To be done:
[1] From the passage on Netanyahu's play for the political center, list the rivals and opponents he has reached out to in previous elections.
[2] Carry on the passage on Netanyahu's play for the political center, starting after its final sentence.
##### Extract to read #####
A play for the political center
Netanyahu’s remarks came as he seeks to stem an erosion of support among moderate Likud and center-right voters. A Channel 12 poll published in May found that 42 percent of Israelis who voted for Likud in the previous election had either decided on, or were considering, backing another party in the upcoming election.
Some of those voters may have gravitated toward Eisenkot, the former IDF chief of staff whose security credentials, reputation as a straight shooter, and personal sacrifice after losing his son in the Gaza war, have made him one of the opposition’s strongest draws among center-right voters.
“Prime Minister Netanyahu is trying to move his party to the center in order to capture the center,” said Prof. Gideon Rahat, a senior fellow in the Israel Democracy Institute’s Political Reform Program. But Rahat argued that the effort was disingenuous. “If this works, I expect after elections, he would ultimately rebuild the same government that he has now — with [far-right leaders Itamar] Ben Gvir, [Bezalel] Smotrich and the ultra-Orthodox.”
Netanyahu has repeatedly in previous elections reached out to rivals and opponents including Naftali Bennett, Benny Gantz, Gideon Sa’ar, Avigdor Liberman, urging them to put previous disputes behind them and join forces with him.
But rather than signaling a genuine willingness to govern with opposition leaders such as Eisenkot, Liberman, Yair Lapid or Bennett, all of whom have said they will not partner with him, Rahat argued that Netanyahu’s message this time was primarily aimed at persuading disaffected center-right voters that Likud remains their natural political home.
That strategy, Rahat elaborated, also helps explain why, despite repeatedly invoking unity, Netanyahu defined his proposed coalition as one excluding Arab parties and the political left, while devoting much of the press conference to attacking Eisenkot, whose party overtook Likud for the first time in a Zman Yisrael poll published last week.
##### Data provided #####
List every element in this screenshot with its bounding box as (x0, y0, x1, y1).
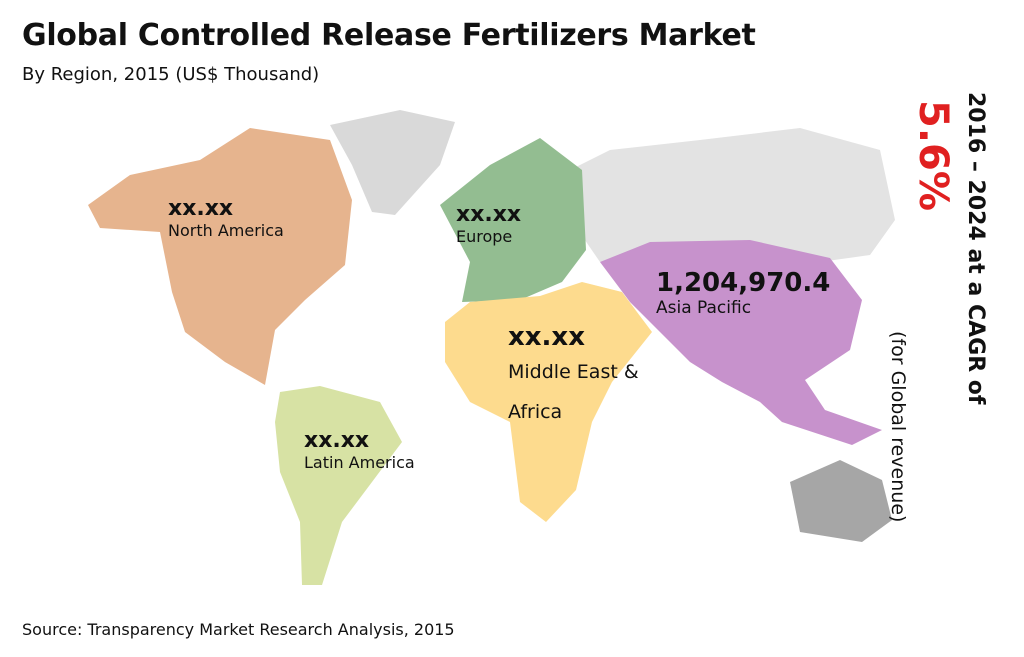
region-label: xx.xx Latin America (304, 428, 415, 472)
region-value: xx.xx (168, 196, 234, 221)
russia (560, 128, 895, 262)
cagr-rate: 5.6% (910, 100, 956, 211)
region-label: 1,204,970.4 Asia Pacific (656, 268, 830, 318)
asia-pacific (600, 240, 882, 445)
cagr-note: (for Global revenue) (887, 330, 909, 522)
region-name: Asia Pacific (656, 298, 752, 318)
subtitle: By Region, 2015 (US$ Thousand) (22, 64, 320, 85)
region-name: Latin America (304, 453, 415, 472)
europe (440, 138, 586, 302)
region-label: xx.xx Europe (456, 202, 521, 246)
region-name: Europe (456, 227, 513, 246)
cagr-callout: 2016 – 2024 at a CAGR of 5.6% (for Global… (884, 92, 996, 522)
region-name: Middle East & Africa (508, 361, 639, 423)
region-value: xx.xx (456, 202, 522, 227)
region-value: 1,204,970.4 (656, 268, 831, 298)
middle-east-africa (445, 282, 652, 522)
region-label: xx.xx North America (168, 196, 284, 240)
source: Source: Transparency Market Research Ana… (22, 620, 455, 639)
greenland (330, 110, 455, 215)
latin-america (275, 386, 402, 585)
title: Global Controlled Release Fertilizers Ma… (22, 18, 756, 53)
region-name: North America (168, 221, 284, 240)
cagr-period: 2016 – 2024 at a CAGR of (963, 92, 988, 405)
north-america (88, 128, 352, 385)
region-value: xx.xx (508, 322, 585, 352)
region-value: xx.xx (304, 428, 370, 453)
australia (790, 460, 892, 542)
region-label: xx.xx Middle East & Africa (508, 322, 648, 432)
#####
Exercise responses:
[1] Naftali Bennett, Benny Gantz, Gideon Sa'ar, Avigdor Liberman

[2]
Unity message clashes with coalition agenda
Netanyahu’s call to embrace consensus on two of Israel’s most divisive issues –ultra-Orthodox conscription and the role of the judiciary — contrasts sharply with his current government’s legislative agenda. Even as he said he hoped to reach “broad agreement,” his coalition is racing to push through contentious legislation on those very issues before the Knesset is expected to recess on July 16 ahead of the October 27 election.
This week, the Knesset House Committee is holding marathon sessions to advance a proposed Basic Law declaring Torah study a foundational value of the State of Israel, legislation promoted by the ultra-Orthodox parties to shield yeshiva students evading the draft from sanctions and prosecution.
The bill is being advanced amid reports of a deal between Netanyahu and the two ultra-Orthodox parties to promote some of their legislative agenda in exchange for supporting coalition priorities. Although both Shas and United Torah Judaism have denied such an agreement exists, the coalition’s legislative agenda was effectively frozen for two weeks due to a boycott by the Haredi parties, initially sparked by the coalition’s refusal to advance the so-called Daycare Law restoring subsidies for the children of draft evaders before expanding to other conscription-related demands.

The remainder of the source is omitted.